Exercise instructions> Filter the rows below and keep every line that contains the string "application".

** BEGIN Data records **

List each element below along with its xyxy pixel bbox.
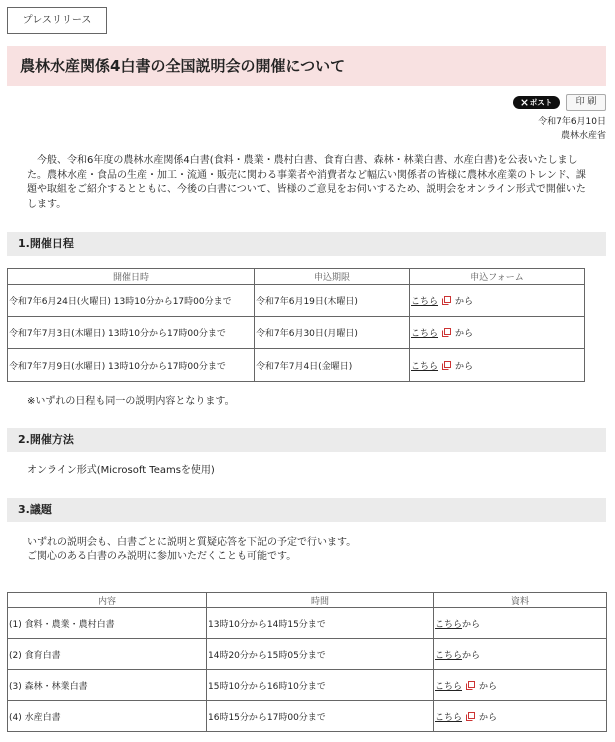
schedule-form-cell	[410, 317, 585, 349]
publisher: 農林水産省	[560, 131, 606, 141]
press-release-badge: プレスリリース	[7, 7, 107, 34]
external-window-icon	[442, 361, 451, 370]
x-logo-icon	[521, 99, 528, 106]
schedule-deadline: 令和7年6月19日(木曜日)	[255, 285, 410, 317]
agenda-topic: (4) 水産白書	[8, 701, 207, 732]
agenda-line: ご関心のある白書のみ説明に参加いただくことも可能です。	[27, 551, 297, 562]
external-window-icon	[442, 328, 451, 337]
intro-paragraph: 今般、令和6年度の農林水産関係4白書(食料・農業・農村白書、食育白書、森林・林業白書、水産白書)を公表いたしました。農林水産・食品の生産・加工・流通・販売に関わる事業者や消費者など幅広い関係者の皆様に農林水産業のトレンド、課題や取組をご紹介するとともに、今後の白書について、皆様のご意見をお伺いするため、説明会をオンライン形式で開催いたします。	[27, 155, 586, 210]
table-row	[8, 608, 607, 639]
external-window-icon	[466, 681, 475, 690]
link-suffix: から	[462, 619, 481, 630]
release-meta	[538, 115, 606, 143]
link-suffix: から	[455, 361, 474, 372]
schedule-deadline: 令和7年6月30日(月曜日)	[255, 317, 410, 349]
materials-link[interactable]: こちら	[435, 650, 463, 661]
schedule-form-cell	[410, 349, 585, 382]
agenda-materials-cell	[434, 639, 607, 670]
col-header-materials: 資料	[434, 593, 607, 608]
schedule-note: ※いずれの日程も同一の説明内容となります。	[27, 396, 235, 407]
application-form-link[interactable]: こちら	[411, 361, 439, 372]
link-suffix: から	[479, 712, 498, 723]
materials-link[interactable]: こちら	[435, 619, 463, 630]
schedule-datetime: 令和7年6月24日(火曜日) 13時10分から17時00分まで	[8, 285, 255, 317]
col-header-form: 申込フォーム	[410, 269, 585, 285]
section-heading-schedule: 1.開催日程	[7, 232, 606, 256]
agenda-topic: (2) 食育白書	[8, 639, 207, 670]
section-heading-agenda: 3.議題	[7, 498, 606, 522]
table-row	[8, 285, 585, 317]
post-to-x-button[interactable]	[513, 96, 560, 109]
col-header-topic: 内容	[8, 593, 207, 608]
link-suffix: から	[479, 681, 498, 692]
schedule-datetime: 令和7年7月9日(水曜日) 13時10分から17時00分まで	[8, 349, 255, 382]
agenda-materials-cell	[434, 670, 607, 701]
agenda-materials-cell	[434, 701, 607, 732]
application-form-link[interactable]: こちら	[411, 297, 439, 307]
table-row	[8, 639, 607, 670]
section-heading-method: 2.開催方法	[7, 428, 606, 452]
table-row	[8, 317, 585, 349]
table-row	[8, 670, 607, 701]
table-row	[8, 349, 585, 382]
agenda-topic: (3) 森林・林業白書	[8, 670, 207, 701]
agenda-description	[27, 536, 356, 564]
col-header-datetime: 開催日時	[8, 269, 255, 285]
link-suffix: から	[455, 297, 474, 307]
external-window-icon	[466, 712, 475, 721]
materials-link[interactable]: こちら	[435, 681, 463, 692]
agenda-materials-cell	[434, 608, 607, 639]
link-suffix: から	[462, 650, 481, 661]
agenda-topic: (1) 食料・農業・農村白書	[8, 608, 207, 639]
schedule-deadline: 令和7年7月4日(金曜日)	[255, 349, 410, 382]
method-text: オンライン形式(Microsoft Teamsを使用)	[27, 465, 215, 476]
agenda-table	[7, 592, 607, 732]
post-button-label: ポスト	[529, 98, 553, 107]
col-header-deadline: 申込期限	[255, 269, 410, 285]
agenda-line: いずれの説明会も、白書ごとに説明と質疑応答を下記の予定で行います。	[27, 537, 357, 548]
col-header-time: 時間	[207, 593, 434, 608]
agenda-time: 16時15分から17時00分まで	[207, 701, 434, 732]
schedule-table	[7, 268, 585, 382]
schedule-form-cell	[410, 285, 585, 317]
agenda-time: 13時10分から14時15分まで	[207, 608, 434, 639]
table-row	[8, 701, 607, 732]
print-button[interactable]: 印 刷	[566, 94, 606, 111]
page-title: 農林水産関係4白書の全国説明会の開催について	[20, 57, 346, 75]
release-date: 令和7年6月10日	[538, 117, 606, 127]
materials-link[interactable]: こちら	[435, 712, 463, 723]
link-suffix: から	[455, 329, 474, 339]
schedule-datetime: 令和7年7月3日(木曜日) 13時10分から17時00分まで	[8, 317, 255, 349]
application-form-link[interactable]: こちら	[411, 329, 439, 339]
external-window-icon	[442, 296, 451, 305]
title-bar	[7, 46, 606, 86]
agenda-time: 15時10分から16時10分まで	[207, 670, 434, 701]
agenda-time: 14時20分から15時05分まで	[207, 639, 434, 670]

** END Data records **

Answer to the task>
application-form-link[interactable]: こちら	[411, 361, 439, 372]
application-form-link[interactable]: こちら	[411, 297, 439, 307]
application-form-link[interactable]: こちら	[411, 329, 439, 339]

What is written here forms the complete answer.